» THE REQUEST:
Output all the entries word for word. Omit the pictures.

:: DATA LISTING ::

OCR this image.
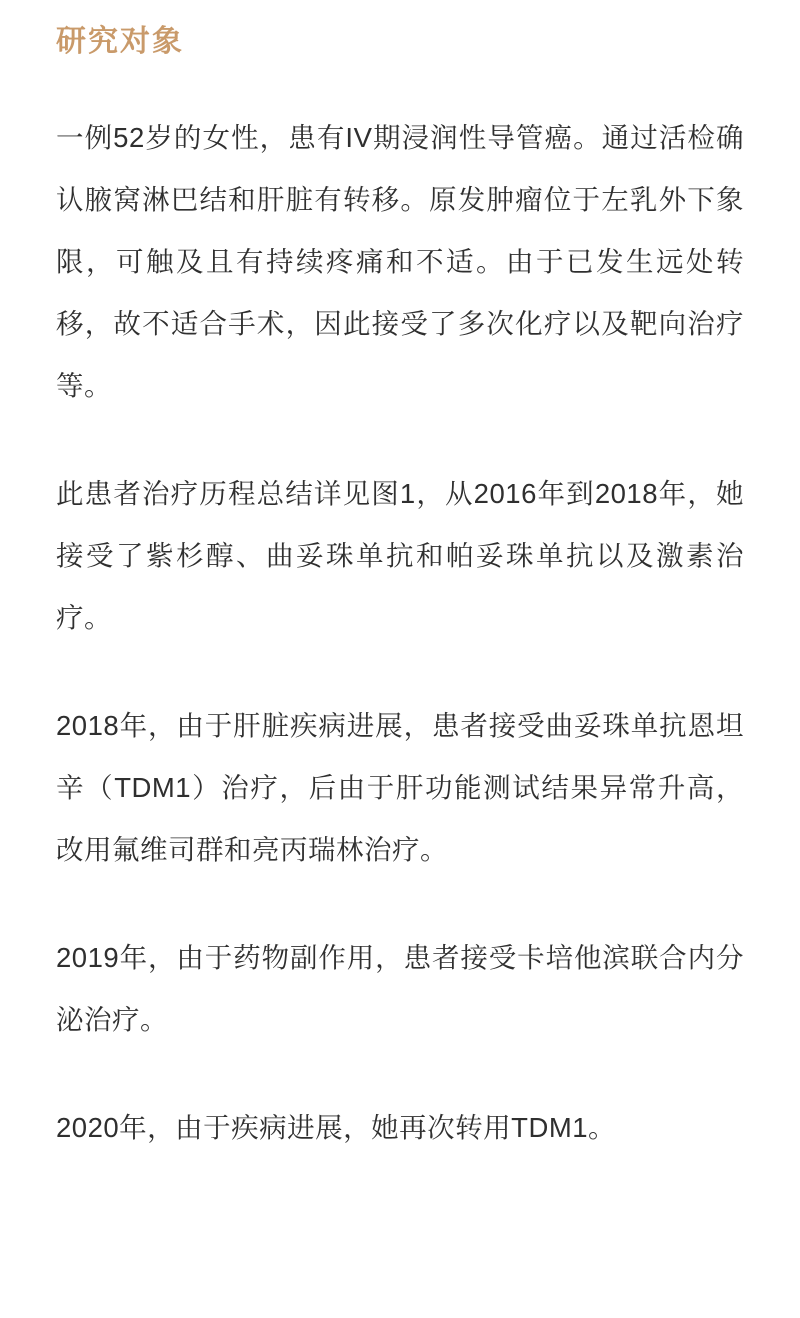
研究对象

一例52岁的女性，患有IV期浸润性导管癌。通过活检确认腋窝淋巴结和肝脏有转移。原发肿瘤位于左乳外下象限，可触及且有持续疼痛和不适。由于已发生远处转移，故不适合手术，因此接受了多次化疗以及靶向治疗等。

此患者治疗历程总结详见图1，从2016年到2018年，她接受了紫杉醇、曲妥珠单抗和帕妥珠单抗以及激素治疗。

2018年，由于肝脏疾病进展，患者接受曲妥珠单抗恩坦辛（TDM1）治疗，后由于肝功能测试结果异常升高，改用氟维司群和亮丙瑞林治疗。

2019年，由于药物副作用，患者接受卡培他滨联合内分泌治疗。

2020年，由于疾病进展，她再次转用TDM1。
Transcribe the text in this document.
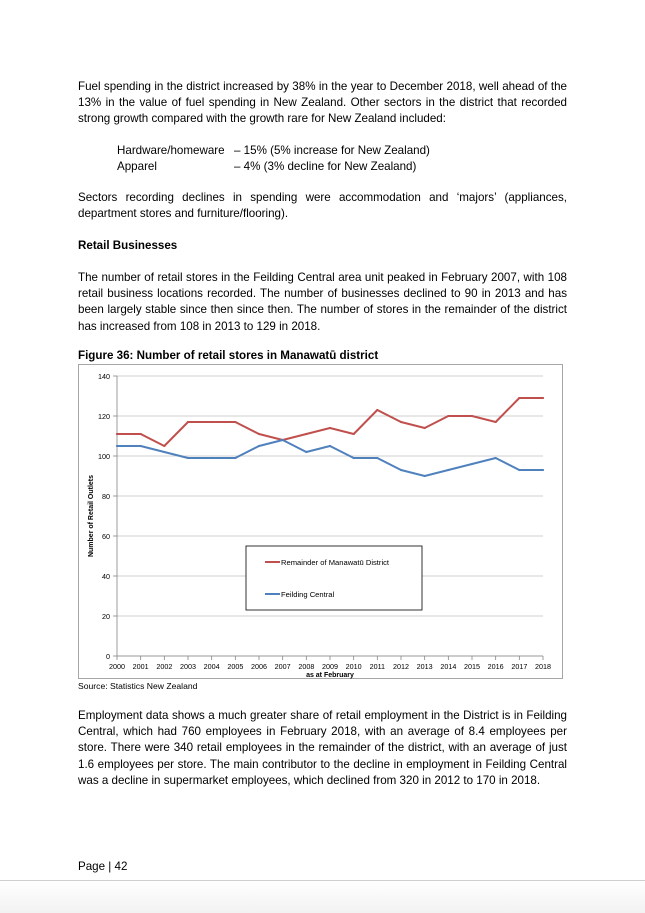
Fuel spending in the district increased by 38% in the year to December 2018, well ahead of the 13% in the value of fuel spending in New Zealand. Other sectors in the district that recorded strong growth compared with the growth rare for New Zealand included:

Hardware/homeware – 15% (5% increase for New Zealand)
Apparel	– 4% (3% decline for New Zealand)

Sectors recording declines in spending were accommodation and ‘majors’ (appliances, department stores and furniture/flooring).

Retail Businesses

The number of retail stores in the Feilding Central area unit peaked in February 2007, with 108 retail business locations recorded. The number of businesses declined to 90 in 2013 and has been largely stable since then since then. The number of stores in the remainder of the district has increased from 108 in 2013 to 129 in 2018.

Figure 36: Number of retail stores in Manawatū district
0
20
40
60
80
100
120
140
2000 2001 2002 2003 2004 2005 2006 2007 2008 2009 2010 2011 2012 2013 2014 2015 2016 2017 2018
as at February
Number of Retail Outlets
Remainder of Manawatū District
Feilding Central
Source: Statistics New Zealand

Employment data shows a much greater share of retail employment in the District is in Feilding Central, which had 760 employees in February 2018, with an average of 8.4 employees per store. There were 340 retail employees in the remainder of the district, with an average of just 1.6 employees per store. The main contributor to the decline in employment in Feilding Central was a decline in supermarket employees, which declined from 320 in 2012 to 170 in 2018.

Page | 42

:::

» TASK RESPONSE:
OCR this image.
研究对象

一例52岁的女性，患有IV期浸润性导管癌。通过活检确认腋窝淋巴结和肝脏有转移。原发肿瘤位于左乳外下象限，可触及且有持续疼痛和不适。由于已发生远处转移，故不适合手术，因此接受了多次化疗以及靶向治疗等。

此患者治疗历程总结详见图1，从2016年到2018年，她接受了紫杉醇、曲妥珠单抗和帕妥珠单抗以及激素治疗。

2018年，由于肝脏疾病进展，患者接受曲妥珠单抗恩坦辛（TDM1）治疗，后由于肝功能测试结果异常升高，改用氟维司群和亮丙瑞林治疗。

2019年，由于药物副作用，患者接受卡培他滨联合内分泌治疗。

2020年，由于疾病进展，她再次转用TDM1。
Transcribe the text in this document.
Fuel spending in the district increased by 38% in the year to December 2018, well ahead of the 13% in the value of fuel spending in New Zealand. Other sectors in the district that recorded strong growth compared with the growth rare for New Zealand included:

Hardware/homeware – 15% (5% increase for New Zealand)
Apparel	– 4% (3% decline for New Zealand)

Sectors recording declines in spending were accommodation and ‘majors’ (appliances, department stores and furniture/flooring).

Retail Businesses

The number of retail stores in the Feilding Central area unit peaked in February 2007, with 108 retail business locations recorded. The number of businesses declined to 90 in 2013 and has been largely stable since then since then. The number of stores in the remainder of the district has increased from 108 in 2013 to 129 in 2018.

Figure 36: Number of retail stores in Manawatū district
0
20
40
60
80
100
120
140
2000 2001 2002 2003 2004 2005 2006 2007 2008 2009 2010 2011 2012 2013 2014 2015 2016 2017 2018
as at February
Number of Retail Outlets
Remainder of Manawatū District
Feilding Central
Source: Statistics New Zealand

Employment data shows a much greater share of retail employment in the District is in Feilding Central, which had 760 employees in February 2018, with an average of 8.4 employees per store. There were 340 retail employees in the remainder of the district, with an average of just 1.6 employees per store. The main contributor to the decline in employment in Feilding Central was a decline in supermarket employees, which declined from 320 in 2012 to 170 in 2018.

Page | 42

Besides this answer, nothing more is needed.